SHORT PROBLEM: Copy out each line featuring the string "icon" from the entries beneath.

----- PROVIDED ENTRIES -----

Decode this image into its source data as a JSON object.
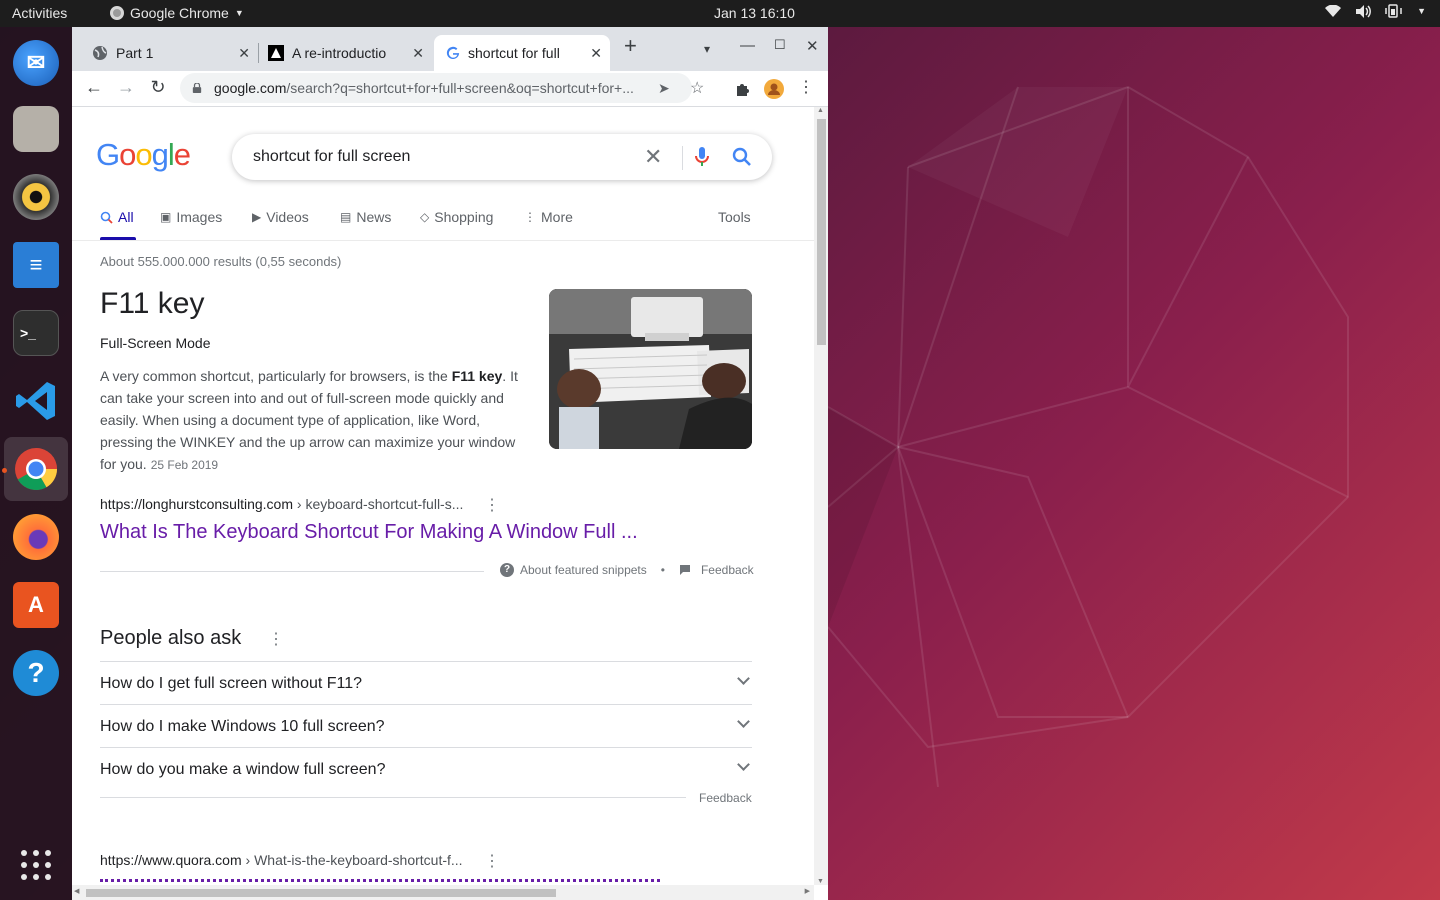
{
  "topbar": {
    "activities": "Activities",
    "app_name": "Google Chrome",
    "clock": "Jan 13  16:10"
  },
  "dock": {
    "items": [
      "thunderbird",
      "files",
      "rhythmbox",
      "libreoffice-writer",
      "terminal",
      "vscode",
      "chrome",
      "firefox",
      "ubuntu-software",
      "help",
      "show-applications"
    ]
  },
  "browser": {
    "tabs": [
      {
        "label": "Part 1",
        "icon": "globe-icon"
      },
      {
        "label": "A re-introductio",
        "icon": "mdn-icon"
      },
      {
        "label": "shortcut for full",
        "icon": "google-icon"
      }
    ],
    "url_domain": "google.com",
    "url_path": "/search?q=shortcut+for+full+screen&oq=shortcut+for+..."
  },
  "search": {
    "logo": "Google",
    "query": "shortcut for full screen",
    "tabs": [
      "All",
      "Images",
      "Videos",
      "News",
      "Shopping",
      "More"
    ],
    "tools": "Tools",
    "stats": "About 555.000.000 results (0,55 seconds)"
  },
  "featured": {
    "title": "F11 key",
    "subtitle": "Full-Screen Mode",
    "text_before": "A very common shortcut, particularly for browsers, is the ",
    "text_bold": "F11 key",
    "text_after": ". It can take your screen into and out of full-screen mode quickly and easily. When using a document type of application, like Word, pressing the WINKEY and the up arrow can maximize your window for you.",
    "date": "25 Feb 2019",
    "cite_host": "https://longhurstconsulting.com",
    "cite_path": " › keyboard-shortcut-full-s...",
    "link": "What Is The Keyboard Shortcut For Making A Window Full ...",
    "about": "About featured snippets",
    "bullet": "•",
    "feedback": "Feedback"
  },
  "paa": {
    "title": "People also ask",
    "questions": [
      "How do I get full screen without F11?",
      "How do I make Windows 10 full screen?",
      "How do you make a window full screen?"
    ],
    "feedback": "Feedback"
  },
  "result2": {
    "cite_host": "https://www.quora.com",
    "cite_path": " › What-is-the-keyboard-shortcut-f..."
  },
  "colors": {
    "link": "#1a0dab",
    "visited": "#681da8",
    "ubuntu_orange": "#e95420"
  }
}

-----

IN RESPONSE:
        "icon": "globe-icon"
        "icon": "mdn-icon"
        "icon": "google-icon"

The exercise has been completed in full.